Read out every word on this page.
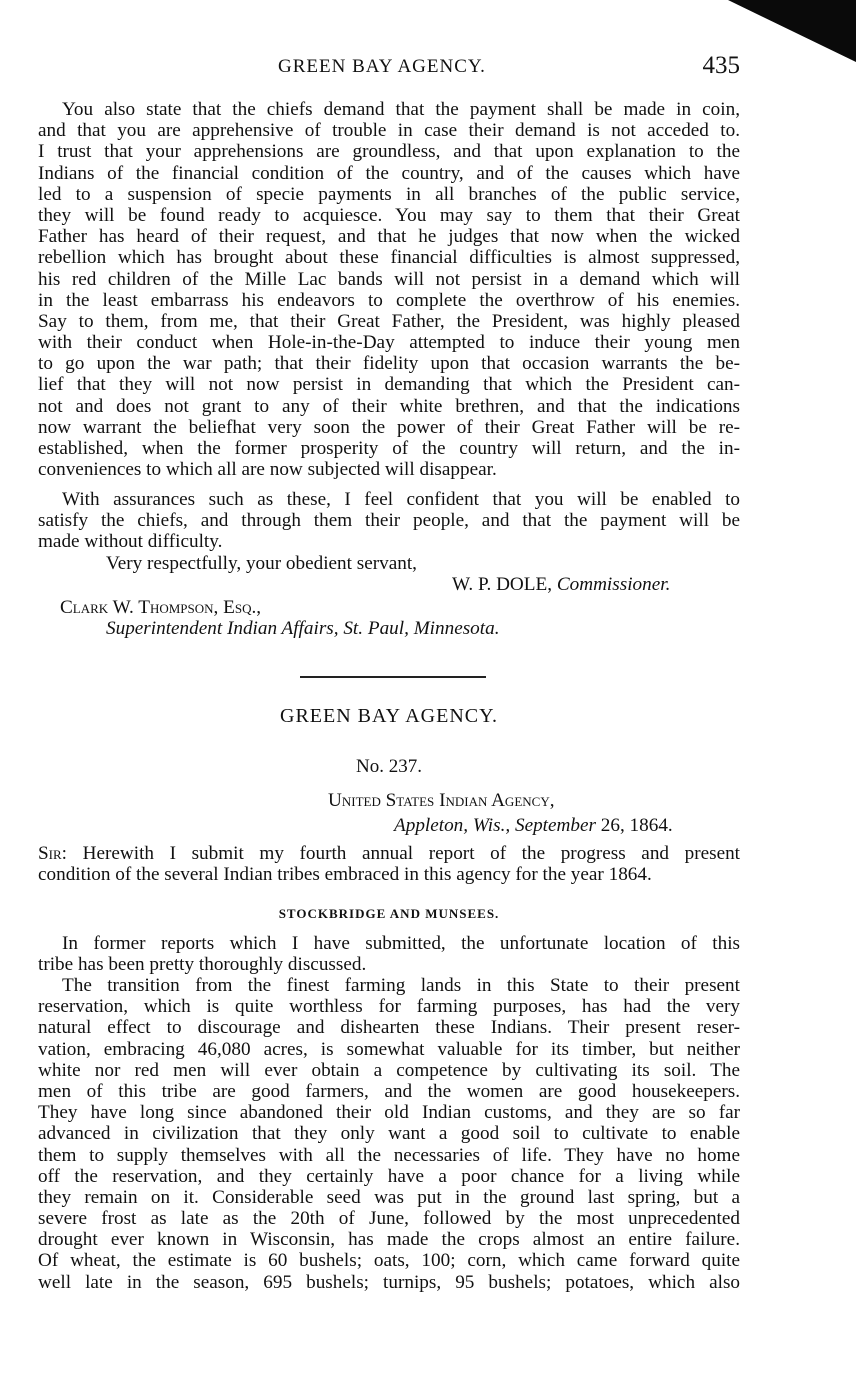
GREEN BAY AGENCY.	435
You also state that the chiefs demand that the payment shall be made in coin,
and that you are apprehensive of trouble in case their demand is not acceded to.
I trust that your apprehensions are groundless, and that upon explanation to the
Indians of the financial condition of the country, and of the causes which have
led to a suspension of specie payments in all branches of the public service,
they will be found ready to acquiesce. You may say to them that their Great
Father has heard of their request, and that he judges that now when the wicked
rebellion which has brought about these financial difficulties is almost suppressed,
his red children of the Mille Lac bands will not persist in a demand which will
in the least embarrass his endeavors to complete the overthrow of his enemies.
Say to them, from me, that their Great Father, the President, was highly pleased
with their conduct when Hole-in-the-Day attempted to induce their young men
to go upon the war path; that their fidelity upon that occasion warrants the be-
lief that they will not now persist in demanding that which the President can-
not and does not grant to any of their white brethren, and that the indications
now warrant the beliefhat very soon the power of their Great Father will be re-
established, when the former prosperity of the country will return, and the in-
conveniences to which all are now subjected will disappear.
With assurances such as these, I feel confident that you will be enabled to
satisfy the chiefs, and through them their people, and that the payment will be
made without difficulty.
Very respectfully, your obedient servant,
W. P. DOLE, Commissioner.
Clark W. Thompson, Esq.,
Superintendent Indian Affairs, St. Paul, Minnesota.
GREEN BAY AGENCY.
No. 237.
United States Indian Agency,
Appleton, Wis., September 26, 1864.
Sir: Herewith I submit my fourth annual report of the progress and present
condition of the several Indian tribes embraced in this agency for the year 1864.
STOCKBRIDGE AND MUNSEES.
In former reports which I have submitted, the unfortunate location of this
tribe has been pretty thoroughly discussed.
The transition from the finest farming lands in this State to their present
reservation, which is quite worthless for farming purposes, has had the very
natural effect to discourage and dishearten these Indians. Their present reser-
vation, embracing 46,080 acres, is somewhat valuable for its timber, but neither
white nor red men will ever obtain a competence by cultivating its soil. The
men of this tribe are good farmers, and the women are good housekeepers.
They have long since abandoned their old Indian customs, and they are so far
advanced in civilization that they only want a good soil to cultivate to enable
them to supply themselves with all the necessaries of life. They have no home
off the reservation, and they certainly have a poor chance for a living while
they remain on it. Considerable seed was put in the ground last spring, but a
severe frost as late as the 20th of June, followed by the most unprecedented
drought ever known in Wisconsin, has made the crops almost an entire failure.
Of wheat, the estimate is 60 bushels; oats, 100; corn, which came forward quite
well late in the season, 695 bushels; turnips, 95 bushels; potatoes, which also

⁂

WORK INSTRUCTIONS:
What is the number of lines in the records that contain "upon"? Give that number only.

EXPECTED ANSWER:
2